=== EXERCISE DIRECTIONS ===
Look over the lines below. Report each one that includes the string "name".

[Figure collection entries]

________________________

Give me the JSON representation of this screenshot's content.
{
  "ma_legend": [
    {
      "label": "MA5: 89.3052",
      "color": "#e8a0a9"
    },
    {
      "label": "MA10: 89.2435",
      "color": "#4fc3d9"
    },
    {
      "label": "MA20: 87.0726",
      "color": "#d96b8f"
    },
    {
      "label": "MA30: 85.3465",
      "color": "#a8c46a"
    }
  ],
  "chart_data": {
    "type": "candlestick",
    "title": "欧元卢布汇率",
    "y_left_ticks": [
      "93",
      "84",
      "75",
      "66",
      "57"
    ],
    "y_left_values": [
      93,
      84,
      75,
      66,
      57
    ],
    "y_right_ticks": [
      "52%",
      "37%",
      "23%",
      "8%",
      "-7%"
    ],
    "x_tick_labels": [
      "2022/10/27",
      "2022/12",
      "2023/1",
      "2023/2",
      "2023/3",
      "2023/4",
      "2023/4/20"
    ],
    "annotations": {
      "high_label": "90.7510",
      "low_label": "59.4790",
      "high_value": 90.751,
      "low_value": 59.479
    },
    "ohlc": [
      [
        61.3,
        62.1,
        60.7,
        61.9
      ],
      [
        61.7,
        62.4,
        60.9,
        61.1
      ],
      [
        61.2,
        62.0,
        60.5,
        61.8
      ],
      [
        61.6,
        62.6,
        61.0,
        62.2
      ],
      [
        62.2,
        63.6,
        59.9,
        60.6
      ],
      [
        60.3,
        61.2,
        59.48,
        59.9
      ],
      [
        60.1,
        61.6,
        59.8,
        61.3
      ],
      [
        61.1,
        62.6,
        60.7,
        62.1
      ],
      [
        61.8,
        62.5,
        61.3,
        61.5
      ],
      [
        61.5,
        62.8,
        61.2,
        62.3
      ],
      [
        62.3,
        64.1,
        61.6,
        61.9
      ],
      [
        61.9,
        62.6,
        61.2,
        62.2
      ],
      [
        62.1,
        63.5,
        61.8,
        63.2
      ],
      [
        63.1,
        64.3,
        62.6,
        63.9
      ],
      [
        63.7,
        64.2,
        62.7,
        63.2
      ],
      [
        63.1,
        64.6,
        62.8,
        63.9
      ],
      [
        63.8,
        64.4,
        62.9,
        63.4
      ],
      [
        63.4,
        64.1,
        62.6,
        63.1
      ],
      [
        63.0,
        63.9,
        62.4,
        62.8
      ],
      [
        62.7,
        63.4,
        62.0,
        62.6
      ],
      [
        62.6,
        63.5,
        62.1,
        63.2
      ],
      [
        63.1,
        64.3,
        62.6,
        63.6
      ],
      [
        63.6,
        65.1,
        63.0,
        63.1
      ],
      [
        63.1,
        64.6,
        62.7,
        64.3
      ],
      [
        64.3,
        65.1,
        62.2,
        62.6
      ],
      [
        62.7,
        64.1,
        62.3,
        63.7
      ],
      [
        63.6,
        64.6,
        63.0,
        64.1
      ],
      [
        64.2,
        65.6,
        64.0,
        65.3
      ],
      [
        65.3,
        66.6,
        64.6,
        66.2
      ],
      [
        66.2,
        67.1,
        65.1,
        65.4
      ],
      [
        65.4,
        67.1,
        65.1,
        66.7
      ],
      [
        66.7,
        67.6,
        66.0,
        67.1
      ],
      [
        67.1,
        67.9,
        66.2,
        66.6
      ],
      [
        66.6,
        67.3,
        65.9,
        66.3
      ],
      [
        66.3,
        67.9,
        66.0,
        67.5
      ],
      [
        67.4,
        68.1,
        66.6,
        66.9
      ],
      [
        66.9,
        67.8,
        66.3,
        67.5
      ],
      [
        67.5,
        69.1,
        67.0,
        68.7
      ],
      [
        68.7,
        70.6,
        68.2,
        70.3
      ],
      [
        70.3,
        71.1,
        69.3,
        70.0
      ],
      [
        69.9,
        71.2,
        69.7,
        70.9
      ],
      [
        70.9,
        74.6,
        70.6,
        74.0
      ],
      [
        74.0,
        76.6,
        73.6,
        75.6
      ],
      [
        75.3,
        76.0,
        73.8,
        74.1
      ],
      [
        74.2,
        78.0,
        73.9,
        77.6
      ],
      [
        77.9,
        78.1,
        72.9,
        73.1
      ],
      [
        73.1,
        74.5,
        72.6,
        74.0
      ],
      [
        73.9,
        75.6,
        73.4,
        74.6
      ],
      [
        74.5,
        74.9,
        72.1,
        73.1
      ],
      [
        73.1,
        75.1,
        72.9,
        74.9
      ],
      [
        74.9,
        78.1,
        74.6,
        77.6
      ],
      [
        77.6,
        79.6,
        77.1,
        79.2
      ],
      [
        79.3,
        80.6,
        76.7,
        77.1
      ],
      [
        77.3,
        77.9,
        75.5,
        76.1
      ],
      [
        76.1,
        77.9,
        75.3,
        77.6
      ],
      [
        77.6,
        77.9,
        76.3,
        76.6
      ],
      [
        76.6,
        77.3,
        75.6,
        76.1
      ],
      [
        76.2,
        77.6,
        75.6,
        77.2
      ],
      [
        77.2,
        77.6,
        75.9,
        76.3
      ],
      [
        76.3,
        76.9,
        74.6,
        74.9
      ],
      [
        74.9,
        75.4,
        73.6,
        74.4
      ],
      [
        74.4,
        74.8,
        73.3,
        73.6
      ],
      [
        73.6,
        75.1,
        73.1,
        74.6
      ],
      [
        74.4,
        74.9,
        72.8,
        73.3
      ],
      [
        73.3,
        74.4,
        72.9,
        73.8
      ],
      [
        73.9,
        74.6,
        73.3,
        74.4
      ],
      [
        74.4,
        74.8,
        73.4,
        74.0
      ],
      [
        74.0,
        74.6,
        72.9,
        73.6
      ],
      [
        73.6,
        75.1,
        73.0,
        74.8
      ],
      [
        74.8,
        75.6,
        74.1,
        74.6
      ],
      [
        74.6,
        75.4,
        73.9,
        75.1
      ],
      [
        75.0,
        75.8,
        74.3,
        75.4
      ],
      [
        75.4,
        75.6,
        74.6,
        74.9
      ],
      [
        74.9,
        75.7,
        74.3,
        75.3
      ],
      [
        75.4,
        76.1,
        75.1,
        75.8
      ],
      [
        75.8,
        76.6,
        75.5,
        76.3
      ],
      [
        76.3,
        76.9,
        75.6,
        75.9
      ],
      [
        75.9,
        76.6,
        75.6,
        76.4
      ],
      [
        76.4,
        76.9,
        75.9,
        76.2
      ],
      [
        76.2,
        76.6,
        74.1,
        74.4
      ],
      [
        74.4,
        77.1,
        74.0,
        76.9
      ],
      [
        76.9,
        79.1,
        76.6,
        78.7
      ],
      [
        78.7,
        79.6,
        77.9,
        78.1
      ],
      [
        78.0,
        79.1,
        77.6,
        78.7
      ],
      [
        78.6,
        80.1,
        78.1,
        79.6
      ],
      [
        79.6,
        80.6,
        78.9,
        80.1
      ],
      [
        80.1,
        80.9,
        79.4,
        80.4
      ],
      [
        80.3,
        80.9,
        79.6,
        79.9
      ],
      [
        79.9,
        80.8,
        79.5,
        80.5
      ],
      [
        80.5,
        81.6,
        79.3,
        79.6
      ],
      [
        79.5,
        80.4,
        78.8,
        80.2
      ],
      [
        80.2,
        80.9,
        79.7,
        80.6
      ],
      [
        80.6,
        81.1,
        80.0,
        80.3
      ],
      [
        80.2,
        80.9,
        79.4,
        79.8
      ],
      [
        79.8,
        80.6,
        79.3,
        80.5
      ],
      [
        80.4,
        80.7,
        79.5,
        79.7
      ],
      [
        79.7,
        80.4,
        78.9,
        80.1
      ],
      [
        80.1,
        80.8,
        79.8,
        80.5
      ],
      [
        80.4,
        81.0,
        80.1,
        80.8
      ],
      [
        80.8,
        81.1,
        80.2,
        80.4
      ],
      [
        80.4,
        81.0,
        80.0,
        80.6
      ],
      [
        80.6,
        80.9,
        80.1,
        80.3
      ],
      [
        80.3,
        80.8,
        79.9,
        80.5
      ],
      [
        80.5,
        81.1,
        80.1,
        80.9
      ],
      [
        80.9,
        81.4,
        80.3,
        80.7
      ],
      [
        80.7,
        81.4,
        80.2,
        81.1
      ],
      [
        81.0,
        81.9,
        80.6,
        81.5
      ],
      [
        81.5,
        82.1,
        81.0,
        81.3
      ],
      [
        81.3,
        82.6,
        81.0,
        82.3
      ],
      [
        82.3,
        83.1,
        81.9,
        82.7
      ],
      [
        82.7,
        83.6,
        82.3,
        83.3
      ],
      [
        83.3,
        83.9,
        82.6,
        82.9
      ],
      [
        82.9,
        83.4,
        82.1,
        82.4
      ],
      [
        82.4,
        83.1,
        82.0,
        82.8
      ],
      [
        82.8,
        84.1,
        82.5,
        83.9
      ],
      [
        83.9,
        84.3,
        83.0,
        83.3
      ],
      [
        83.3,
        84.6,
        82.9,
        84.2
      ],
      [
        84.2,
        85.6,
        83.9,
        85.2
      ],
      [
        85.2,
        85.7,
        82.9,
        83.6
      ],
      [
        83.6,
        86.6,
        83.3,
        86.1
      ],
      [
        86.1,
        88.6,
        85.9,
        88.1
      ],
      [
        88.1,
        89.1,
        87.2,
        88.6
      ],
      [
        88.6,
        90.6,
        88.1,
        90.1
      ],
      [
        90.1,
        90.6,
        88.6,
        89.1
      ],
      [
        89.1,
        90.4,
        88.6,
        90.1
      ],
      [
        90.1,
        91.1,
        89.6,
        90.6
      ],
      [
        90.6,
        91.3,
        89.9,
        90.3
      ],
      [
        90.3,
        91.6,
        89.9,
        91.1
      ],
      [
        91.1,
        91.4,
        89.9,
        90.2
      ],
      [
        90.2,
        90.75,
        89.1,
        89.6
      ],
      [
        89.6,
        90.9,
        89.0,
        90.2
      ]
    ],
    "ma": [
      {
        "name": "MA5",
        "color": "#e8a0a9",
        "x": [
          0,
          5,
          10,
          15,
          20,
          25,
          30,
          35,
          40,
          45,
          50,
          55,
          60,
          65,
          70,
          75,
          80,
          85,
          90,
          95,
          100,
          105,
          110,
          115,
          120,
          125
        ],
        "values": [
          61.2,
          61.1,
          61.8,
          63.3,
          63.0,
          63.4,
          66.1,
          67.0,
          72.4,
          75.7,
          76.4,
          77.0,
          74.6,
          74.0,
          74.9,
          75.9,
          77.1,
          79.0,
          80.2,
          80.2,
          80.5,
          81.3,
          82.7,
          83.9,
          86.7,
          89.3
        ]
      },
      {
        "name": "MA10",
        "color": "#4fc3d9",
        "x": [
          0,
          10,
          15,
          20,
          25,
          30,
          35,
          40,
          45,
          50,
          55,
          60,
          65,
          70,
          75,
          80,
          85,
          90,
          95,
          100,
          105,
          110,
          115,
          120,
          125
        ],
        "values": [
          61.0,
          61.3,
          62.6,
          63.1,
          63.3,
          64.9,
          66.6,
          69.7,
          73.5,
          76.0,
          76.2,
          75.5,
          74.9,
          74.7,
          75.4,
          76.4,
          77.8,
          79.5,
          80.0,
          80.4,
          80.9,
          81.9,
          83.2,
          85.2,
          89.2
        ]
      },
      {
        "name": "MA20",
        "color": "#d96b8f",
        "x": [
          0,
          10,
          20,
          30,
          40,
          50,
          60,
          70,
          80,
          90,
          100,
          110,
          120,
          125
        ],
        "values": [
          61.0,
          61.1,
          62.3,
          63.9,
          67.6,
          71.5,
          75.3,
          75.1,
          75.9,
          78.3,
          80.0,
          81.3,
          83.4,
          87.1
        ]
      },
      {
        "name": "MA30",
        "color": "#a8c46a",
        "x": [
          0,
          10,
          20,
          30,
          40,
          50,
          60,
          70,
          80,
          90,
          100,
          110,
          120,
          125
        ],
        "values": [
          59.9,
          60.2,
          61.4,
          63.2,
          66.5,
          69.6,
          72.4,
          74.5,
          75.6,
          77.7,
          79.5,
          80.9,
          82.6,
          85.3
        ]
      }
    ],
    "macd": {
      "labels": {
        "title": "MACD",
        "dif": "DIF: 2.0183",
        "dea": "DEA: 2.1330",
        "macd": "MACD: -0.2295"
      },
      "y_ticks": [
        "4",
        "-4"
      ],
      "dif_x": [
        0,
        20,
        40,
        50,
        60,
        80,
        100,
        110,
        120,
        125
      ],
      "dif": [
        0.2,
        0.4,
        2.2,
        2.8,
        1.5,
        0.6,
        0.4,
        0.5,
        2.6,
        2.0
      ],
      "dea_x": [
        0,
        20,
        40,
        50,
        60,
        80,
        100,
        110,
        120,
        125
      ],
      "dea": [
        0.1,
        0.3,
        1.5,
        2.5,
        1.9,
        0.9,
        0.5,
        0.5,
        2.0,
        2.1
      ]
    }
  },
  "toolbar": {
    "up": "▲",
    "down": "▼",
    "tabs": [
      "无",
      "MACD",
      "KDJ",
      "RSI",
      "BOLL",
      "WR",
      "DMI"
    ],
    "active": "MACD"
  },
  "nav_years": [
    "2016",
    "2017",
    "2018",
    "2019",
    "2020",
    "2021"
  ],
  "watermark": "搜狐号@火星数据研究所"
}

________________________

=== ANSWER BELOW ===
        "name": "MA5",
        "name": "MA10",
        "name": "MA20",
        "name": "MA30",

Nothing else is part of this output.